▼▼▼
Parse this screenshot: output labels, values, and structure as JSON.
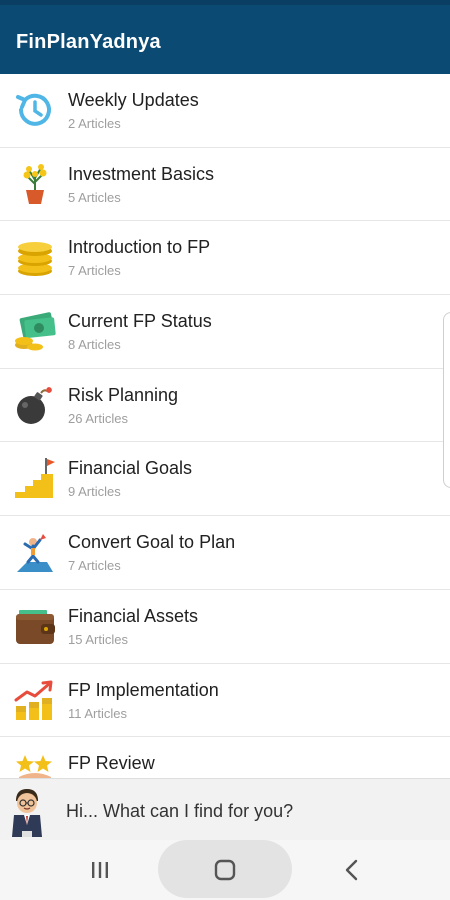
{
  "app": {
    "title": "FinPlanYadnya"
  },
  "categories": [
    {
      "title": "Weekly Updates",
      "count": "2 Articles",
      "icon": "clock-refresh-icon"
    },
    {
      "title": "Investment Basics",
      "count": "5 Articles",
      "icon": "money-plant-icon"
    },
    {
      "title": "Introduction to FP",
      "count": "7 Articles",
      "icon": "coin-stack-icon"
    },
    {
      "title": "Current FP Status",
      "count": "8 Articles",
      "icon": "cash-coins-icon"
    },
    {
      "title": "Risk Planning",
      "count": "26 Articles",
      "icon": "bomb-icon"
    },
    {
      "title": "Financial Goals",
      "count": "9 Articles",
      "icon": "stairs-flag-icon"
    },
    {
      "title": "Convert Goal to Plan",
      "count": "7 Articles",
      "icon": "person-summit-icon"
    },
    {
      "title": "Financial Assets",
      "count": "15 Articles",
      "icon": "wallet-icon"
    },
    {
      "title": "FP Implementation",
      "count": "11 Articles",
      "icon": "growth-chart-icon"
    },
    {
      "title": "FP Review",
      "count": "",
      "icon": "stars-review-icon"
    }
  ],
  "chat": {
    "prompt": "Hi... What can I find for you?",
    "avatar_icon": "assistant-avatar-icon"
  },
  "nav": {
    "recents_icon": "recents-icon",
    "home_icon": "home-icon",
    "back_icon": "back-icon"
  },
  "colors": {
    "app_bar": "#0b4a73",
    "title_text": "#212121",
    "subtitle_text": "#9e9e9e"
  }
}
▲▲▲
■ **Task directions**: Show every line from the listing above in which the string "Financial" appears.

■ **Reply to the task**:
      "title": "Financial Goals",
      "title": "Financial Assets",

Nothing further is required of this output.